#### WHAT IS BEING ASKED
Return each entry exactly, omitting nothing.

##############################

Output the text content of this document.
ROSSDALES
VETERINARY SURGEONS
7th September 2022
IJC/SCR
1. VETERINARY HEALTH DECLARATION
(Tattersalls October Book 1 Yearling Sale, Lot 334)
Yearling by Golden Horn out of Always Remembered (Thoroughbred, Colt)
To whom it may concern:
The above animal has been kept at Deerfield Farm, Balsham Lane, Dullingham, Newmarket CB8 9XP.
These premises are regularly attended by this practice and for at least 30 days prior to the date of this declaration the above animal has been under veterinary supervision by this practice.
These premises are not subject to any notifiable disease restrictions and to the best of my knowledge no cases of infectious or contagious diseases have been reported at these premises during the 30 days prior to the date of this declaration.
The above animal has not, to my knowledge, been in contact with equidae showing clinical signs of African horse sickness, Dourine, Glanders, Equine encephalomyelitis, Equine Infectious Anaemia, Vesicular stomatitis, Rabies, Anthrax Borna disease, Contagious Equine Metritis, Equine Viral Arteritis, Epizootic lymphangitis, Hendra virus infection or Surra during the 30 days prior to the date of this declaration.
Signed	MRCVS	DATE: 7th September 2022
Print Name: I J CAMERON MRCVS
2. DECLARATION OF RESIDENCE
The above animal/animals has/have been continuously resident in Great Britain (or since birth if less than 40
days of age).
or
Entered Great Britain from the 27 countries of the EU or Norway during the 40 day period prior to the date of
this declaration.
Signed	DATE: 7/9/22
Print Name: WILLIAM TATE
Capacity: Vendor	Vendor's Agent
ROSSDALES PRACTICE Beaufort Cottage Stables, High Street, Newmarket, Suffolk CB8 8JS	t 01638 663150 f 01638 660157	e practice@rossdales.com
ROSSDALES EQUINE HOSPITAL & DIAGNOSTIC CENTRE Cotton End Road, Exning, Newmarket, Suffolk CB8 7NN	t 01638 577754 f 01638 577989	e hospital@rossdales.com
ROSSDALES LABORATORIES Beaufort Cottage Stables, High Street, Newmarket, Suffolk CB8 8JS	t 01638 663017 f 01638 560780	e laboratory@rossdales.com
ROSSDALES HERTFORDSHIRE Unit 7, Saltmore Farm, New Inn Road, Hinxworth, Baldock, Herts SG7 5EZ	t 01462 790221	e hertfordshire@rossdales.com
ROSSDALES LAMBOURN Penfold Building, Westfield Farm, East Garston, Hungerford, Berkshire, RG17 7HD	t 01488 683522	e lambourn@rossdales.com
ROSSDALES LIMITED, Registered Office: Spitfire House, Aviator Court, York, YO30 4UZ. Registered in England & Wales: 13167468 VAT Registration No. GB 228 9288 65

##############################

#### FINISHED TASK
Output the text content of this document.
ROSSDALES
VETERINARY SURGEONS
7th September 2022
IJC/SCR
1. VETERINARY HEALTH DECLARATION
(Tattersalls October Book 1 Yearling Sale, Lot 334)
Yearling by Golden Horn out of Always Remembered (Thoroughbred, Colt)
To whom it may concern:
The above animal has been kept at Deerfield Farm, Balsham Lane, Dullingham, Newmarket CB8 9XP.
These premises are regularly attended by this practice and for at least 30 days prior to the date of this declaration the above animal has been under veterinary supervision by this practice.
These premises are not subject to any notifiable disease restrictions and to the best of my knowledge no cases of infectious or contagious diseases have been reported at these premises during the 30 days prior to the date of this declaration.
The above animal has not, to my knowledge, been in contact with equidae showing clinical signs of African horse sickness, Dourine, Glanders, Equine encephalomyelitis, Equine Infectious Anaemia, Vesicular stomatitis, Rabies, Anthrax Borna disease, Contagious Equine Metritis, Equine Viral Arteritis, Epizootic lymphangitis, Hendra virus infection or Surra during the 30 days prior to the date of this declaration.
Signed	MRCVS	DATE: 7th September 2022
Print Name: I J CAMERON MRCVS
2. DECLARATION OF RESIDENCE
The above animal/animals has/have been continuously resident in Great Britain (or since birth if less than 40
days of age).
or
Entered Great Britain from the 27 countries of the EU or Norway during the 40 day period prior to the date of
this declaration.
Signed	DATE: 7/9/22
Print Name: WILLIAM TATE
Capacity: Vendor	Vendor's Agent
ROSSDALES PRACTICE Beaufort Cottage Stables, High Street, Newmarket, Suffolk CB8 8JS	t 01638 663150 f 01638 660157	e practice@rossdales.com
ROSSDALES EQUINE HOSPITAL & DIAGNOSTIC CENTRE Cotton End Road, Exning, Newmarket, Suffolk CB8 7NN	t 01638 577754 f 01638 577989	e hospital@rossdales.com
ROSSDALES LABORATORIES Beaufort Cottage Stables, High Street, Newmarket, Suffolk CB8 8JS	t 01638 663017 f 01638 560780	e laboratory@rossdales.com
ROSSDALES HERTFORDSHIRE Unit 7, Saltmore Farm, New Inn Road, Hinxworth, Baldock, Herts SG7 5EZ	t 01462 790221	e hertfordshire@rossdales.com
ROSSDALES LAMBOURN Penfold Building, Westfield Farm, East Garston, Hungerford, Berkshire, RG17 7HD	t 01488 683522	e lambourn@rossdales.com
ROSSDALES LIMITED, Registered Office: Spitfire House, Aviator Court, York, YO30 4UZ. Registered in England & Wales: 13167468 VAT Registration No. GB 228 9288 65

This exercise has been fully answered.